Task instructions — Collect every line in the records below that contains the word "如需改动".

[Begin Recorded data]

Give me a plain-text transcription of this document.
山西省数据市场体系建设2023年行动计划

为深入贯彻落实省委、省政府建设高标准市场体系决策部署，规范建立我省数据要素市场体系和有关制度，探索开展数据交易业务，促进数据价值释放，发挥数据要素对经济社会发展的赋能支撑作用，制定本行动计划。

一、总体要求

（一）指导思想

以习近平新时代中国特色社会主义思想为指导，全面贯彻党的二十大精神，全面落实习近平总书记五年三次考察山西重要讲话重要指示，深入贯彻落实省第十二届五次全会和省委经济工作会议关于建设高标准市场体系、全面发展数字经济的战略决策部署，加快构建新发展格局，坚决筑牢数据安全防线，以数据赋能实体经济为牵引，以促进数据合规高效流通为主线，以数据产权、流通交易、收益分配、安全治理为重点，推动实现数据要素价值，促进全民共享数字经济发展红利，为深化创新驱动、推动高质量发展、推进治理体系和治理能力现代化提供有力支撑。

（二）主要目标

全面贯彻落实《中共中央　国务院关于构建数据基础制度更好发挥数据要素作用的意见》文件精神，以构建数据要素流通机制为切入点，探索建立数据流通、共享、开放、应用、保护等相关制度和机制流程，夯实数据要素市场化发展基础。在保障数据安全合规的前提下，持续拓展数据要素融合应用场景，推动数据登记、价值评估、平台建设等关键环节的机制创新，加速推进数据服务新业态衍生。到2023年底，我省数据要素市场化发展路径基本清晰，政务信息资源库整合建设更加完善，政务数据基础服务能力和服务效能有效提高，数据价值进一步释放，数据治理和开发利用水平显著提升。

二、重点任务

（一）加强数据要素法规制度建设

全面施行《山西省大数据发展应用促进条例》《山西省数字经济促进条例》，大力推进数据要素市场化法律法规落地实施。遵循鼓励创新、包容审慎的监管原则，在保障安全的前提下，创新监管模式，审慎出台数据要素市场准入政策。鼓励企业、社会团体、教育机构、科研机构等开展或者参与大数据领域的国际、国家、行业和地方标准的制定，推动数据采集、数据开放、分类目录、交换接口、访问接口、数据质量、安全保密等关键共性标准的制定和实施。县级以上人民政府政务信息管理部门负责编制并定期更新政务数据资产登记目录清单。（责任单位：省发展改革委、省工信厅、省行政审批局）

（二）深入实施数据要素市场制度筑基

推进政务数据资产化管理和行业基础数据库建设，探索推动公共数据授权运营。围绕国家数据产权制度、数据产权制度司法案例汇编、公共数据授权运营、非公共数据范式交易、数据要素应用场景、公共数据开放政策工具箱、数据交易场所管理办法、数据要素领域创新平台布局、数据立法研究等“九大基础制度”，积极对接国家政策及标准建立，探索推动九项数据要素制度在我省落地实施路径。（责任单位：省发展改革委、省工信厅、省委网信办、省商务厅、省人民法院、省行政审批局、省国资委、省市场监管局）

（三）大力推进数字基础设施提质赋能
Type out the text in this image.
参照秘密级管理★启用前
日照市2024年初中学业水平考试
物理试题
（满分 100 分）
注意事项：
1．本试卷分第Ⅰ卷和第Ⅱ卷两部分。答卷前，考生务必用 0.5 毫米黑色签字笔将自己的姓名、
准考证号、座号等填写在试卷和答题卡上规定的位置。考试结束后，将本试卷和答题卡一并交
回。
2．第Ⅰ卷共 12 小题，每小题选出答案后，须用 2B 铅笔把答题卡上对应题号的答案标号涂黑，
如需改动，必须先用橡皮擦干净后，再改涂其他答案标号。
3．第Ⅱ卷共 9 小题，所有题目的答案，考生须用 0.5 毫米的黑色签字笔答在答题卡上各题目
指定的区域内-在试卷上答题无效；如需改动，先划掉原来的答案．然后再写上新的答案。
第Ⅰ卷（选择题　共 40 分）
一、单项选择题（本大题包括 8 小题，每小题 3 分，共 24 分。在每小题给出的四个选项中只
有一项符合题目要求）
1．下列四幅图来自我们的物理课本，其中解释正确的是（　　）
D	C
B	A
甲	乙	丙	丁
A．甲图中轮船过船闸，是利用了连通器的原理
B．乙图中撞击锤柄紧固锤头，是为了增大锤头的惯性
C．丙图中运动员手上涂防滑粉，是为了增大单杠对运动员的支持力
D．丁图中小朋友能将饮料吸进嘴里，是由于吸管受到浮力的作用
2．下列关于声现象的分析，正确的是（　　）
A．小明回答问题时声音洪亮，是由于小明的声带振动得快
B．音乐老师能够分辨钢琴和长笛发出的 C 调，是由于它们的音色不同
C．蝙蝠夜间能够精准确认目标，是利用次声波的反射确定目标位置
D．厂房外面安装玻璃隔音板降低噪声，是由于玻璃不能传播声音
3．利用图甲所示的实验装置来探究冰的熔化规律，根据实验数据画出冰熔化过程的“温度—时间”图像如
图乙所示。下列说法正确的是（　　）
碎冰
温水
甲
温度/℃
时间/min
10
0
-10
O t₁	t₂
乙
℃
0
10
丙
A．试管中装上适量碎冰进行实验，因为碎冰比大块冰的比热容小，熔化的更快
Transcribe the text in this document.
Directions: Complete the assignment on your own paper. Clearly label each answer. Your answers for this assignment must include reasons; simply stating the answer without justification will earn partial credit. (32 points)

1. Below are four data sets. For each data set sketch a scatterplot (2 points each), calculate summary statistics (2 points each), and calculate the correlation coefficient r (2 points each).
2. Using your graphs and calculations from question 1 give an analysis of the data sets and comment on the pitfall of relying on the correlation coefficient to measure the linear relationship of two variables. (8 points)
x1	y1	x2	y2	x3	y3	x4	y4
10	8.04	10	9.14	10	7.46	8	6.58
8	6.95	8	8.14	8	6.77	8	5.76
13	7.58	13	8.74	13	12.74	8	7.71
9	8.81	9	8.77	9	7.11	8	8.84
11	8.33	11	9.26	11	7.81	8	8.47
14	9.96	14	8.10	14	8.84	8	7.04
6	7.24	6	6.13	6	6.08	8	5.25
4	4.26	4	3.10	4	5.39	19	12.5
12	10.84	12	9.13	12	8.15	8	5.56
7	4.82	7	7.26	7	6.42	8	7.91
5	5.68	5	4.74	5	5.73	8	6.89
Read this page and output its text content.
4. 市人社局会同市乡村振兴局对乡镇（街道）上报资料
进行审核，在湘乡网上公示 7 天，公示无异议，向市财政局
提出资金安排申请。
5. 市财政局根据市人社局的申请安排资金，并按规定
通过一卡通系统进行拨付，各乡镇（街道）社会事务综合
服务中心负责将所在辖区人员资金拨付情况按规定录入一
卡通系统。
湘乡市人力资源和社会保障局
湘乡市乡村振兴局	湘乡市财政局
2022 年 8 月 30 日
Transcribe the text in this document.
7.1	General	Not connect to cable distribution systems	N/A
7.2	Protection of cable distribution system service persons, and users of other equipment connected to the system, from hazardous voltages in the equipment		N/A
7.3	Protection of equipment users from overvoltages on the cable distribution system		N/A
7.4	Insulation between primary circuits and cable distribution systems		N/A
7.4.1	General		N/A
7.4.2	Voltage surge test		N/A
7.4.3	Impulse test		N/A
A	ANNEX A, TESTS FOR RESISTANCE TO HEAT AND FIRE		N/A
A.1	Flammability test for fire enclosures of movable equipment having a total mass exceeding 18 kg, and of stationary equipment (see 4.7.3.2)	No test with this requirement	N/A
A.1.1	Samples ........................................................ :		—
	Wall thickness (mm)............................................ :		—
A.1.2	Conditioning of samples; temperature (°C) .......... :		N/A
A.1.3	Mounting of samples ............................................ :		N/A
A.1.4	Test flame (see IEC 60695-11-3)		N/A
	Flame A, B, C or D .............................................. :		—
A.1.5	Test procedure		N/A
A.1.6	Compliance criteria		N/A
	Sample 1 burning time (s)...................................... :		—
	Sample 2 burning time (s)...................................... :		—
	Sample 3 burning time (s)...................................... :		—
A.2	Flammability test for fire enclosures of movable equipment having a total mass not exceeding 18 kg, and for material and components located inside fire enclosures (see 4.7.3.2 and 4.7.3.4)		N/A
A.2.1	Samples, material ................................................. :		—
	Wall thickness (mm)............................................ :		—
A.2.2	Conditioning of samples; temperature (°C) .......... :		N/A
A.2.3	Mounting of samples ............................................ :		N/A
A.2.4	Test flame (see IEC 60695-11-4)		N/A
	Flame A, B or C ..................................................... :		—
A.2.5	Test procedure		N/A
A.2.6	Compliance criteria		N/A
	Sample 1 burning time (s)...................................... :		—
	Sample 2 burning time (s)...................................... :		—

[End Recorded data]

Exercise answer —
如需改动，必须先用橡皮擦干净后，再改涂其他答案标号。
指定的区域内-在试卷上答题无效；如需改动，先划掉原来的答案．然后再写上新的答案。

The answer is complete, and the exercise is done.